TEXT PROVIDED:
# 2001 E39 Alternator replacement



## Javone (Dec 30, 2009)

Seems every Christmas my car likes to break down...last year it was a blown gasket cost me about 1k to get fixed and replaced at the dealer. I have enough brain power to get under the hood just need some guidance. This year my alternator and thermostat has gone out. I would like get help with directions and pictures to replace the alternator in my car. I'm currently stuck at removing the alternator itself. The fan and radiator is in my way to get to the screws on the alternator. I also need to replace the thermostat while I'm at it. Any pictures and guides will really help me out. Thanks.


----------



## msb046 (Jan 5, 2010)

Replacing alternator myself today on my e46. Here's some useful stuff that I found:

http://forum.e46fanatics.com/showthread.php?t=522832&highlight=alternator+replacement+diy

http://www.bmw330ci.net/maintenance/belts.php

hope it helps


----------



## Javone (Dec 30, 2009)

Thanks I will give it a shot and see.


----------



## msb046 (Jan 5, 2010)

Check these out too.

http://forum.e46fanatics.com/showthr...ternator+bolts

http://forum.e46fanatics.com/showthr...eplacement+diy

http://forum.e46fanatics.com/showthr...alternator+diy

I just finished up about an hour and a half ago and everything is running great now. Things to be careful of - when removing old alternator it will usually be pretty stuck in there due to corrosion. I wacked it with a hammer, and rocked it back and forth for about 30 minutes getting barely any additional movement. What finally helped was coming in from the front of the car with either a screw driver (or I used a spackle tool that was thicker) and using it as a lever to pry upward underneath the alternator bolt mounting hole. This will "pop" the alternator up and make it soooo much easier to pull out. Also, using long wrenches will give you more torque to loosen up the mounting bolts (I didn't have a long one so I attached two wrenches together to give me extra leverage).

List of tools necessary 
t25 torx bit (for screw on fan)
t50 torx bit (for loosening serpentine and ac belt tensioners)
bits for 10mm, 12mm, 16mm, 17mm, 19mm

note: if you have an automatic you have to move a fan out of the way requiring some special BMW tool - I have a manual so I didn't have that problem. Good luck on your work.


----------

DATASET RECORDS:
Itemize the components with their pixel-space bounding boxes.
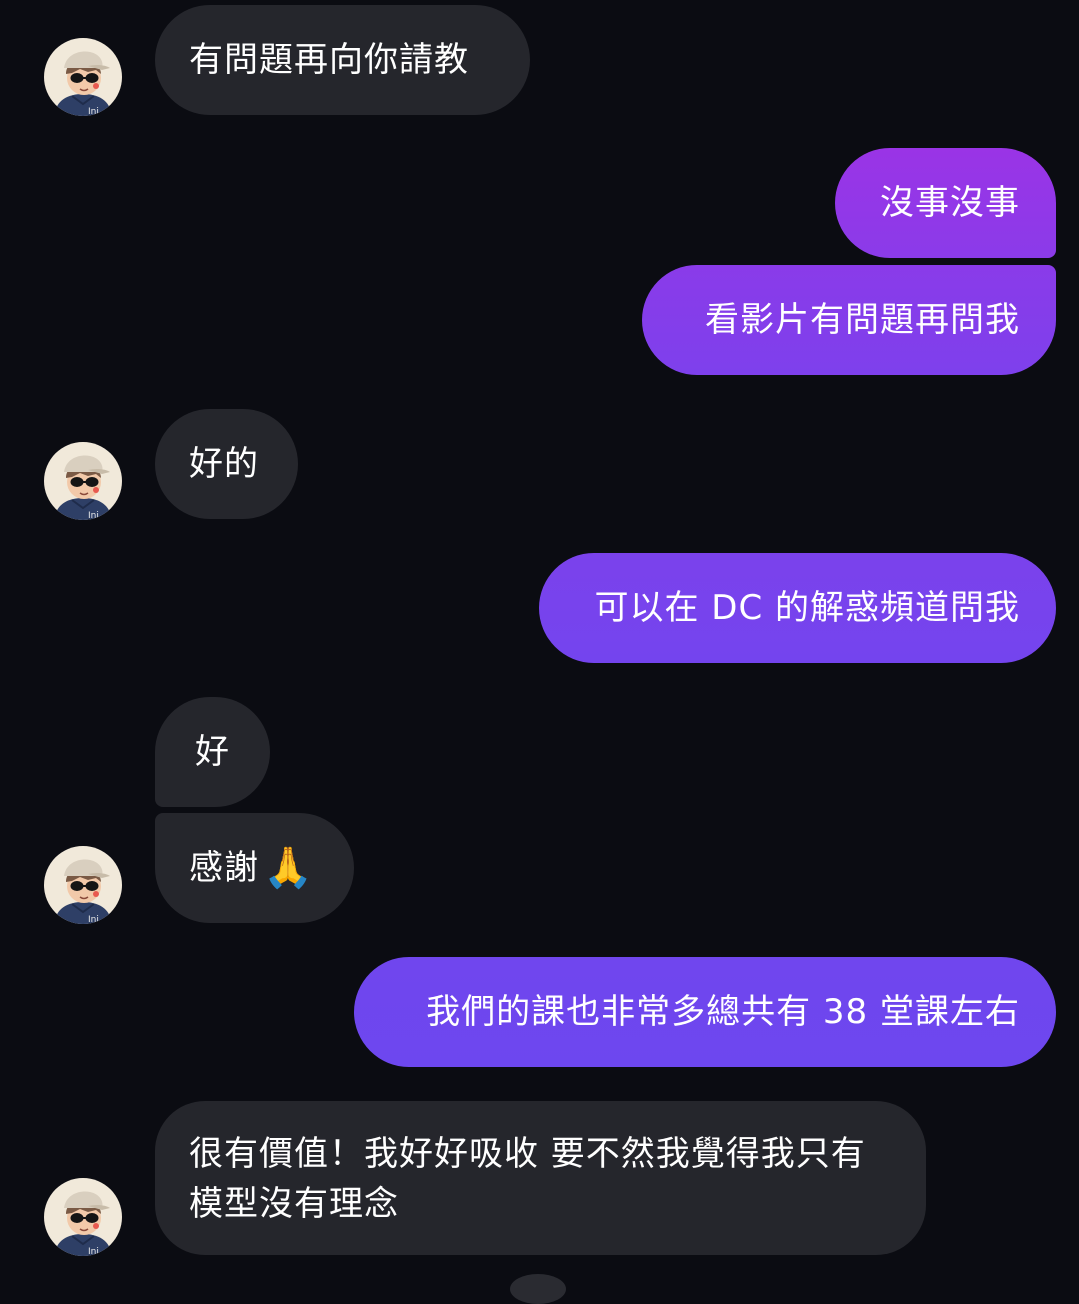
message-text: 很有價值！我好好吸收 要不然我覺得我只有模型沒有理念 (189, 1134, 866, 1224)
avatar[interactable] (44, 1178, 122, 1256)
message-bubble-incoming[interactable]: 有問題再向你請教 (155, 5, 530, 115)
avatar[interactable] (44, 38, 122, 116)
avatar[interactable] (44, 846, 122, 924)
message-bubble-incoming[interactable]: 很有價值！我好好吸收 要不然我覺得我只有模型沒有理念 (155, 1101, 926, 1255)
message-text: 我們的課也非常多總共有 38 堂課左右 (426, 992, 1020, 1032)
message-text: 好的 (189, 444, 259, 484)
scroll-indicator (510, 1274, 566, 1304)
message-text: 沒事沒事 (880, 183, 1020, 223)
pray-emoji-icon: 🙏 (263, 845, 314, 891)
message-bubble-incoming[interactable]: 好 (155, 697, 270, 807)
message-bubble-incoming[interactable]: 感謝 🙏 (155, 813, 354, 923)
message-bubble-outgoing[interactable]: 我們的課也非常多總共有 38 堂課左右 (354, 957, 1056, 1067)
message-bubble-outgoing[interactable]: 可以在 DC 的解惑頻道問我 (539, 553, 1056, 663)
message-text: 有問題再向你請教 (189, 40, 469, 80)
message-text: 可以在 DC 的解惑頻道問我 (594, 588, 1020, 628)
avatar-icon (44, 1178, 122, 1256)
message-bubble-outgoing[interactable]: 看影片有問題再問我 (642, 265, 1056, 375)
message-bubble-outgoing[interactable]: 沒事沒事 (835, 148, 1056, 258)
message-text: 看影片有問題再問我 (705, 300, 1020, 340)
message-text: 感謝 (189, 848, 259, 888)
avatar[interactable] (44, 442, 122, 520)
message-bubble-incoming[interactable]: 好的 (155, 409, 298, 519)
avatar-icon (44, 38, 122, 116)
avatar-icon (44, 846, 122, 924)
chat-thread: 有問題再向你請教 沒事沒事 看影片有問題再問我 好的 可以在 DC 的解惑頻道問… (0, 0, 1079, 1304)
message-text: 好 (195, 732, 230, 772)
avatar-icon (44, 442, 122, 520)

SHORT TASK: Extract verbatim the stretch of the alternator replacement thread from "bits for 10mm, 12mm, 16mm, 17mm, 19mm" through "on your work.".

EXERCISE OUTPUT:
bits for 10mm, 12mm, 16mm, 17mm, 19mm

note: if you have an automatic you have to move a fan out of the way requiring some special BMW tool - I have a manual so I didn't have that problem. Good luck on your work.